(WORK TO COMPLETE):
Copy every line of the records below verbatim, leaving the pictures out of your answer.

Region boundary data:

::::::::::

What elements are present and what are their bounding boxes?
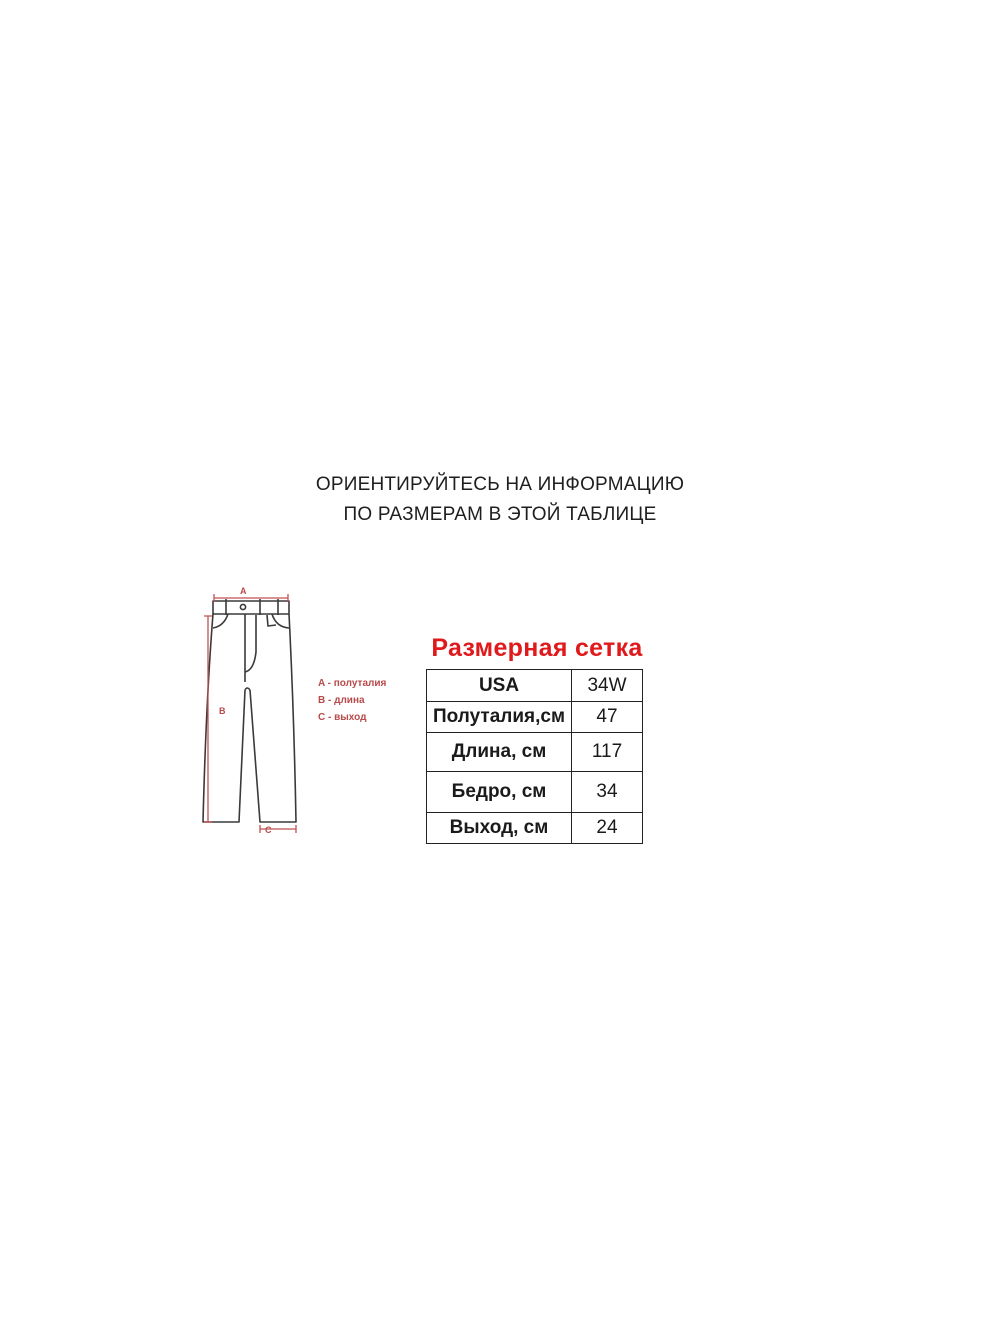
legend-item-b: B - длина (318, 695, 365, 706)
table-row (427, 733, 643, 772)
label-b: B (219, 706, 226, 716)
right-leg-outer (250, 614, 296, 822)
measurement-legend (318, 675, 386, 726)
left-leg-outer (203, 614, 245, 822)
row-label: Длина, см (427, 733, 572, 772)
legend-item-c: C - выход (318, 712, 367, 723)
row-label: USA (427, 670, 572, 702)
page-heading (0, 470, 1000, 530)
legend-item-a: A - полуталия (318, 678, 387, 689)
measurement-lines (204, 594, 296, 833)
size-table (426, 669, 643, 844)
pants-outline (203, 599, 296, 822)
crotch (245, 688, 250, 690)
heading-line-1: ОРИЕНТИРУЙТЕСЬ НА ИНФОРМАЦИЮ (315, 474, 685, 495)
label-c: C (265, 825, 272, 835)
size-chart-title: Размерная сетка (431, 634, 643, 662)
row-value: 34 (572, 772, 643, 813)
row-value: 24 (572, 813, 643, 844)
table-row (427, 670, 643, 702)
row-label: Бедро, см (427, 772, 572, 813)
row-label: Полуталия,см (427, 702, 572, 733)
table-row (427, 772, 643, 813)
fly-seam (245, 614, 256, 682)
row-value: 117 (572, 733, 643, 772)
left-pocket (213, 614, 228, 628)
heading-line-2: ПО РАЗМЕРАМ В ЭТОЙ ТАБЛИЦЕ (343, 504, 657, 525)
table-row (427, 702, 643, 733)
row-value: 47 (572, 702, 643, 733)
row-label: Выход, см (427, 813, 572, 844)
pants-diagram (190, 582, 320, 844)
row-value: 34W (572, 670, 643, 702)
button (240, 604, 245, 609)
label-a: A (240, 586, 247, 596)
table-row (427, 813, 643, 844)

::::::::::

(COMPLETED TASK):
What elements are present and what are their bounding boxes?
legend-item-b: B - длина (318, 695, 365, 706)
table-row (427, 733, 643, 772)
label-b: B (219, 706, 226, 716)
right-leg-outer (250, 614, 296, 822)
measurement-legend (318, 675, 386, 726)
left-leg-outer (203, 614, 245, 822)
row-label: Длина, см (427, 733, 572, 772)
legend-item-c: C - выход (318, 712, 367, 723)
row-label: USA (427, 670, 572, 702)
page-heading (0, 470, 1000, 530)
legend-item-a: A - полуталия (318, 678, 387, 689)
measurement-lines (204, 594, 296, 833)
size-table (426, 669, 643, 844)
pants-outline (203, 599, 296, 822)
crotch (245, 688, 250, 690)
heading-line-1: ОРИЕНТИРУЙТЕСЬ НА ИНФОРМАЦИЮ (315, 474, 685, 495)
label-c: C (265, 825, 272, 835)
size-chart-title: Размерная сетка (431, 634, 643, 662)
row-value: 34 (572, 772, 643, 813)
row-value: 24 (572, 813, 643, 844)
table-row (427, 670, 643, 702)
row-label: Бедро, см (427, 772, 572, 813)
row-label: Полуталия,см (427, 702, 572, 733)
table-row (427, 772, 643, 813)
fly-seam (245, 614, 256, 682)
row-value: 117 (572, 733, 643, 772)
left-pocket (213, 614, 228, 628)
heading-line-2: ПО РАЗМЕРАМ В ЭТОЙ ТАБЛИЦЕ (343, 504, 657, 525)
table-row (427, 702, 643, 733)
row-value: 47 (572, 702, 643, 733)
row-label: Выход, см (427, 813, 572, 844)
pants-diagram (190, 582, 320, 844)
row-value: 34W (572, 670, 643, 702)
button (240, 604, 245, 609)
label-a: A (240, 586, 247, 596)
table-row (427, 813, 643, 844)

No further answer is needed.